=== EXTRACT ===
★ ★ ★ ★
Steak n Shake wants its advertising material returned -- including control of its web site, which it claims has been hijacked by Varnson. Varnson, in response, wants the $449,000 it says it is owed in billings.
According to documents in the case (which can all be downloaded here), Varnson began working for Steak n Shake in September. They signed a retainer agreement that gave the agency the following compensation:
- For November 2008: $25,000 in cash, $30,000 in stock.
- Per month for 2009 and 2010: $178,333 in total, with $95,000 of that in stock.
Trouble began at the end of January. The client sent Varnson a "Notice of Contract Termination" dated Feb. 3, 2009 -- just four months after the agency had won the business.
There was also a delay in the payment of January's bill to the agency, according to a letter filed with the lawsuit. Payment due Jan. 31 didn't go through until Feb. 19 due to an incorrect bank routing code supplied by Varnson.
SNS wants its "Advertising Digital Asset Library" back from Varnson, which it claims contains pretty much all its visual advertising assets and much of its coupon business. It also wants control of SteaknShakeValueVault.com, which it says Varnson still controls. And the company claims no money is due to Varnson
Varson employees have also been banned from the SNS building, even the ones who left personal items there.
Lastly, the client is demanding that the agency meet a May 5 deadline to complete new TV creative, make a media buy and complete an new web site.
★ ★ ★ ★
=== GIVEN RECORDS ===
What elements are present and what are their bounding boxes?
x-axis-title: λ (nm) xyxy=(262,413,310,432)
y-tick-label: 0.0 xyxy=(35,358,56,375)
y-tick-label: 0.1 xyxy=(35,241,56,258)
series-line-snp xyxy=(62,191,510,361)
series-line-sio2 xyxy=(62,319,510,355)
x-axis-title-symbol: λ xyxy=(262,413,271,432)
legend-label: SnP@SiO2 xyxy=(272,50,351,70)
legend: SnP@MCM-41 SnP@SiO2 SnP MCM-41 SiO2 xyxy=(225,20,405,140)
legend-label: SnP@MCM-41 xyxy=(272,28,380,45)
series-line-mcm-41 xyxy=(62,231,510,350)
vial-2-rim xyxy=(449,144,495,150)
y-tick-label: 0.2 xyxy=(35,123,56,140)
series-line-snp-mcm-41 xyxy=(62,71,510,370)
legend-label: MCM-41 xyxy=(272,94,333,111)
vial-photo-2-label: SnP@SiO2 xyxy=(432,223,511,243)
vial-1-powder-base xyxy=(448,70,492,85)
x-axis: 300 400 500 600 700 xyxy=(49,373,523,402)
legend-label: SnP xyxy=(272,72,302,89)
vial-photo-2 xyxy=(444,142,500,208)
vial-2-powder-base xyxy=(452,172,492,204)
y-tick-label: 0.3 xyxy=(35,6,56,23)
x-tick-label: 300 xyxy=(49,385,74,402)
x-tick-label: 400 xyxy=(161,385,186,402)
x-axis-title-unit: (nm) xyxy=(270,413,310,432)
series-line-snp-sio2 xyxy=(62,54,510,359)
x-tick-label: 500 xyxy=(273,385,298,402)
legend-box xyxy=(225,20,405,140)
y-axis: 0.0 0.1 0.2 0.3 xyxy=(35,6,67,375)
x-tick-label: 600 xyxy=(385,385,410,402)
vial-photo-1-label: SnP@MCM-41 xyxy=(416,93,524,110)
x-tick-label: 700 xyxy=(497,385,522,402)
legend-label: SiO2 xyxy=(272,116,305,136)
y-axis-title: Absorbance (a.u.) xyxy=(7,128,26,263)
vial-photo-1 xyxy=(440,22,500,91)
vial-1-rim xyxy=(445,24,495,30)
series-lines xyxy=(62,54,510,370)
★ ★ ★ ★
=== INSTRUCTIONS FOR THE TASK ===
In the text about Steak n Shake's dispute with Varnson, what date is on the "Notice of Contract Termination" the client sent the agency?

=== RESPONSE TO THE EXERCISE ===
Feb. 3, 2009